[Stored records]
=-=-=-=-=

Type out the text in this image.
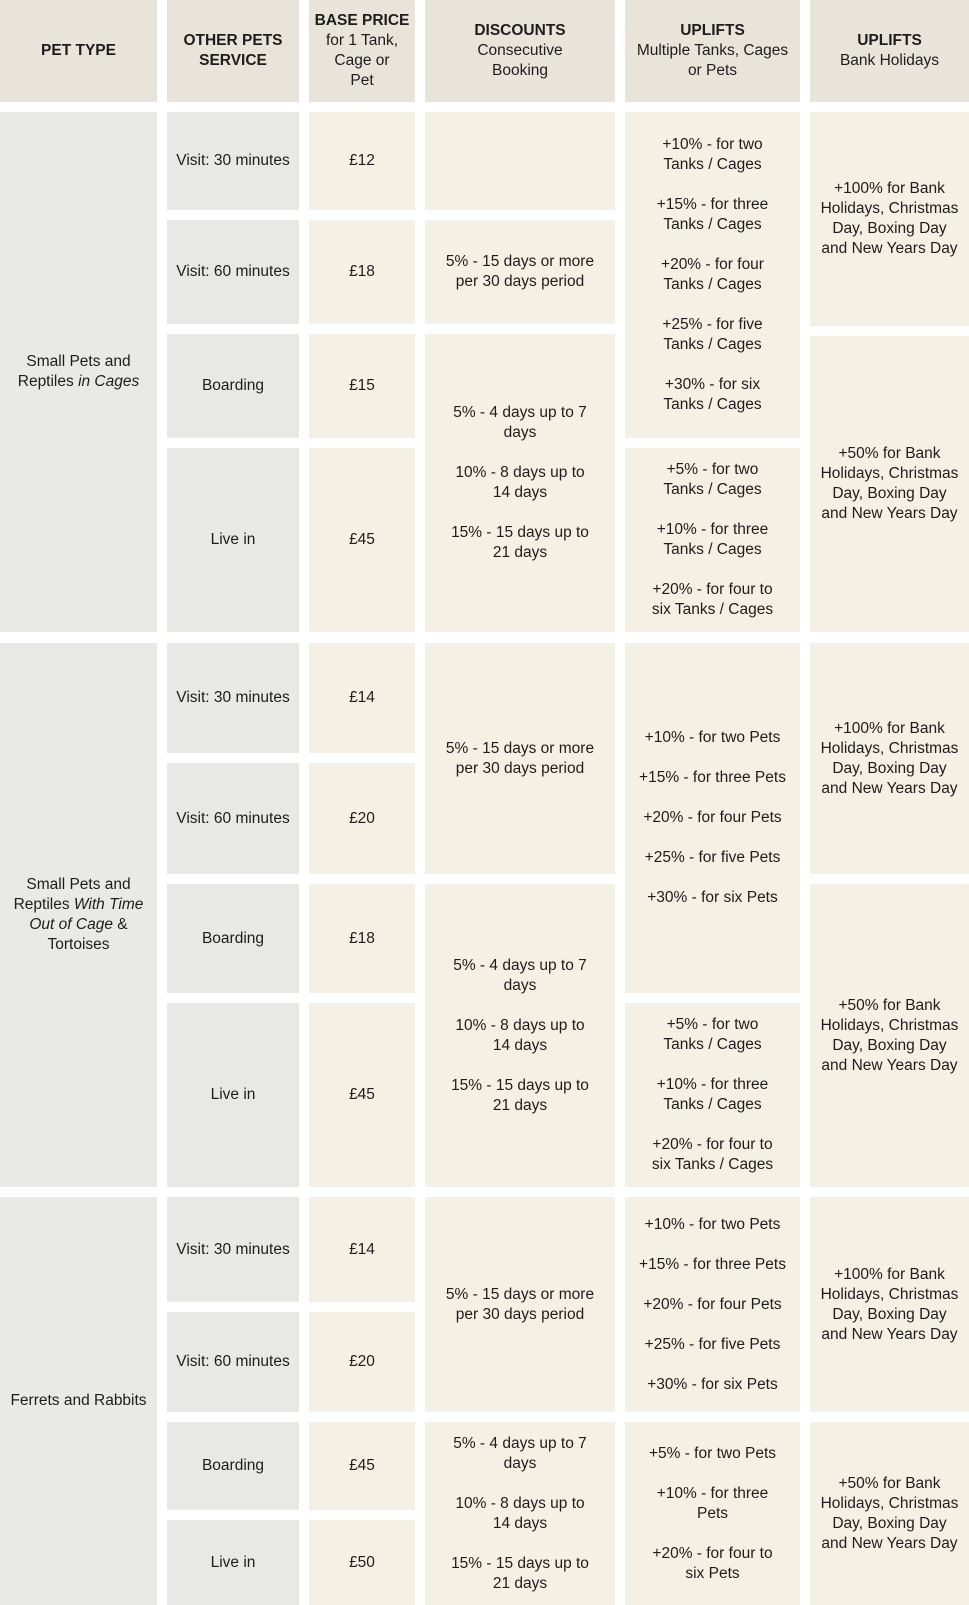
PET TYPE
OTHER PETS
SERVICE
BASE PRICE
for 1 Tank,
Cage or
Pet
DISCOUNTS
Consecutive
Booking
UPLIFTS
Multiple Tanks, Cages
or Pets
UPLIFTS
Bank Holidays
Small Pets and Reptiles in Cages
Visit: 30 minutes
Visit: 60 minutes
Boarding
Live in
£12
£18
£15
£45
5% - 15 days or more
per 30 days period
5% - 4 days up to 7 days
10% - 8 days up to 14 days
15% - 15 days up to 21 days
+10% - for two Tanks / Cages
+15% - for three Tanks / Cages
+20% - for four Tanks / Cages
+25% - for five Tanks / Cages
+30% - for six Tanks / Cages
+5% - for two Tanks / Cages
+10% - for three Tanks / Cages
+20% - for four to six Tanks / Cages
+100% for Bank Holidays, Christmas Day, Boxing Day and New Years Day
+50% for Bank Holidays, Christmas Day, Boxing Day and New Years Day
Small Pets and Reptiles With Time Out of Cage & Tortoises
Visit: 30 minutes
Visit: 60 minutes
Boarding
Live in
£14
£20
£18
£45
5% - 15 days or more
per 30 days period
5% - 4 days up to 7 days
10% - 8 days up to 14 days
15% - 15 days up to 21 days
+10% - for two Pets
+15% - for three Pets
+20% - for four Pets
+25% - for five Pets
+30% - for six Pets
+5% - for two Tanks / Cages
+10% - for three Tanks / Cages
+20% - for four to six Tanks / Cages
+100% for Bank Holidays, Christmas Day, Boxing Day and New Years Day
+50% for Bank Holidays, Christmas Day, Boxing Day and New Years Day
Ferrets and Rabbits
Visit: 30 minutes
Visit: 60 minutes
Boarding
Live in
£14
£20
£45
£50
5% - 15 days or more
per 30 days period
5% - 4 days up to 7 days
10% - 8 days up to 14 days
15% - 15 days up to 21 days
+10% - for two Pets
+15% - for three Pets
+20% - for four Pets
+25% - for five Pets
+30% - for six Pets
+5% - for two Pets
+10% - for three Pets
+20% - for four to six Pets
+100% for Bank Holidays, Christmas Day, Boxing Day and New Years Day
+50% for Bank Holidays, Christmas Day, Boxing Day and New Years Day
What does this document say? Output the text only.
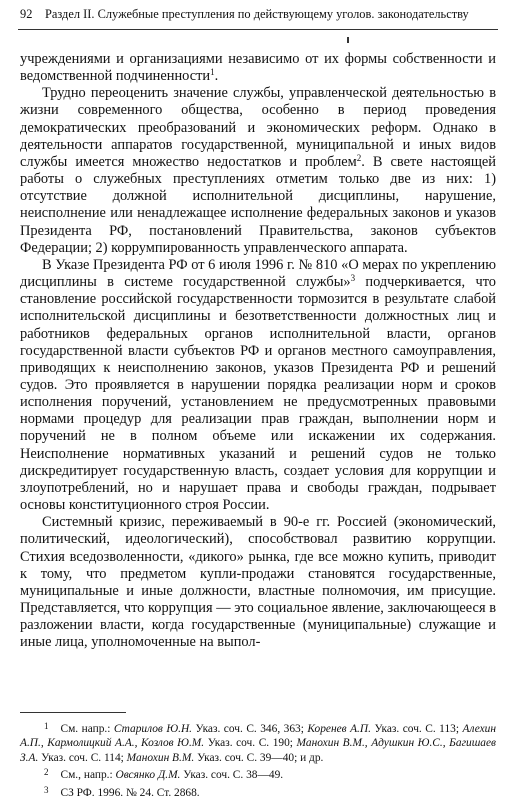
92 Раздел II. Служебные преступления по действующему уголов. законодательству

учреждениями и организациями независимо от их формы собственности и ведомственной подчиненности$^1$.

Трудно переоценить значение службы, управленческой деятельностью в жизни современного общества, особенно в период проведения демократических преобразований и экономических реформ. Однако в деятельности аппаратов государственной, муниципальной и иных видов службы имеется множество недостатков и проблем$^2$. В свете настоящей работы о служебных преступлениях отметим только две из них: 1) отсутствие должной исполнительной дисциплины, нарушение, неисполнение или ненадлежащее исполнение федеральных законов и указов Президента РФ, постановлений Правительства, законов субъектов Федерации; 2) коррумпированность управленческого аппарата.

В Указе Президента РФ от 6 июля 1996 г. № 810 «О мерах по укреплению дисциплины в системе государственной службы»$^3$ подчеркивается, что становление российской государственности тормозится в результате слабой исполнительской дисциплины и безответственности должностных лиц и работников федеральных органов исполнительной власти, органов государственной власти субъектов РФ и органов местного самоуправления, приводящих к неисполнению законов, указов Президента РФ и решений судов. Это проявляется в нарушении порядка реализации норм и сроков исполнения поручений, установлением не предусмотренных правовыми нормами процедур для реализации прав граждан, выполнении норм и поручений не в полном объеме или искажении их содержания. Неисполнение нормативных указаний и решений судов не только дискредитирует государственную власть, создает условия для коррупции и злоупотреблений, но и нарушает права и свободы граждан, подрывает основы конституционного строя России.

Системный кризис, переживаемый в 90-е гг. Россией (экономический, политический, идеологический), способствовал развитию коррупции. Стихия вседозволенности, «дикого» рынка, где все можно купить, приводит к тому, что предметом купли-продажи становятся государственные, муниципальные и иные должности, властные полномочия, им присущие. Представляется, что коррупция — это социальное явление, заключающееся в разложении власти, когда государственные (муниципальные) служащие и иные лица, уполномоченные на выпол-

$^1$ См. напр.: Старилов Ю.Н. Указ. соч. С. 346, 363; Коренев А.П. Указ. соч. С. 113; Алехин А.П., Кармолицкий А.А., Козлов Ю.М. Указ. соч. С. 190; Манохин В.М., Адушкин Ю.С., Багишаев З.А. Указ. соч. С. 114; Манохин В.М. Указ. соч. С. 39—40; и др.
$^2$ См., напр.: Овсянко Д.М. Указ. соч. С. 38—49.
$^3$ СЗ РФ. 1996. № 24. Ст. 2868.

=-=-=-=-=

Except for the pictures, reproduce every line exactly.

_Result of this task_
Type out the text in this image.
PET TYPE
OTHER PETS
SERVICE
BASE PRICE
for 1 Tank,
Cage or
Pet
DISCOUNTS
Consecutive
Booking
UPLIFTS
Multiple Tanks, Cages
or Pets
UPLIFTS
Bank Holidays
Small Pets and Reptiles in Cages
Visit: 30 minutes
Visit: 60 minutes
Boarding
Live in
£12
£18
£15
£45
5% - 15 days or more
per 30 days period
5% - 4 days up to 7 days
10% - 8 days up to 14 days
15% - 15 days up to 21 days
+10% - for two Tanks / Cages
+15% - for three Tanks / Cages
+20% - for four Tanks / Cages
+25% - for five Tanks / Cages
+30% - for six Tanks / Cages
+5% - for two Tanks / Cages
+10% - for three Tanks / Cages
+20% - for four to six Tanks / Cages
+100% for Bank Holidays, Christmas Day, Boxing Day and New Years Day
+50% for Bank Holidays, Christmas Day, Boxing Day and New Years Day
Small Pets and Reptiles With Time Out of Cage & Tortoises
Visit: 30 minutes
Visit: 60 minutes
Boarding
Live in
£14
£20
£18
£45
5% - 15 days or more
per 30 days period
5% - 4 days up to 7 days
10% - 8 days up to 14 days
15% - 15 days up to 21 days
+10% - for two Pets
+15% - for three Pets
+20% - for four Pets
+25% - for five Pets
+30% - for six Pets
+5% - for two Tanks / Cages
+10% - for three Tanks / Cages
+20% - for four to six Tanks / Cages
+100% for Bank Holidays, Christmas Day, Boxing Day and New Years Day
+50% for Bank Holidays, Christmas Day, Boxing Day and New Years Day
Ferrets and Rabbits
Visit: 30 minutes
Visit: 60 minutes
Boarding
Live in
£14
£20
£45
£50
5% - 15 days or more
per 30 days period
5% - 4 days up to 7 days
10% - 8 days up to 14 days
15% - 15 days up to 21 days
+10% - for two Pets
+15% - for three Pets
+20% - for four Pets
+25% - for five Pets
+30% - for six Pets
+5% - for two Pets
+10% - for three Pets
+20% - for four to six Pets
+100% for Bank Holidays, Christmas Day, Boxing Day and New Years Day
+50% for Bank Holidays, Christmas Day, Boxing Day and New Years Day
What does this document say? Output the text only.
92 Раздел II. Служебные преступления по действующему уголов. законодательству

учреждениями и организациями независимо от их формы собственности и ведомственной подчиненности$^1$.

Трудно переоценить значение службы, управленческой деятельностью в жизни современного общества, особенно в период проведения демократических преобразований и экономических реформ. Однако в деятельности аппаратов государственной, муниципальной и иных видов службы имеется множество недостатков и проблем$^2$. В свете настоящей работы о служебных преступлениях отметим только две из них: 1) отсутствие должной исполнительной дисциплины, нарушение, неисполнение или ненадлежащее исполнение федеральных законов и указов Президента РФ, постановлений Правительства, законов субъектов Федерации; 2) коррумпированность управленческого аппарата.

В Указе Президента РФ от 6 июля 1996 г. № 810 «О мерах по укреплению дисциплины в системе государственной службы»$^3$ подчеркивается, что становление российской государственности тормозится в результате слабой исполнительской дисциплины и безответственности должностных лиц и работников федеральных органов исполнительной власти, органов государственной власти субъектов РФ и органов местного самоуправления, приводящих к неисполнению законов, указов Президента РФ и решений судов. Это проявляется в нарушении порядка реализации норм и сроков исполнения поручений, установлением не предусмотренных правовыми нормами процедур для реализации прав граждан, выполнении норм и поручений не в полном объеме или искажении их содержания. Неисполнение нормативных указаний и решений судов не только дискредитирует государственную власть, создает условия для коррупции и злоупотреблений, но и нарушает права и свободы граждан, подрывает основы конституционного строя России.

Системный кризис, переживаемый в 90-е гг. Россией (экономический, политический, идеологический), способствовал развитию коррупции. Стихия вседозволенности, «дикого» рынка, где все можно купить, приводит к тому, что предметом купли-продажи становятся государственные, муниципальные и иные должности, властные полномочия, им присущие. Представляется, что коррупция — это социальное явление, заключающееся в разложении власти, когда государственные (муниципальные) служащие и иные лица, уполномоченные на выпол-

$^1$ См. напр.: Старилов Ю.Н. Указ. соч. С. 346, 363; Коренев А.П. Указ. соч. С. 113; Алехин А.П., Кармолицкий А.А., Козлов Ю.М. Указ. соч. С. 190; Манохин В.М., Адушкин Ю.С., Багишаев З.А. Указ. соч. С. 114; Манохин В.М. Указ. соч. С. 39—40; и др.
$^2$ См., напр.: Овсянко Д.М. Указ. соч. С. 38—49.
$^3$ СЗ РФ. 1996. № 24. Ст. 2868.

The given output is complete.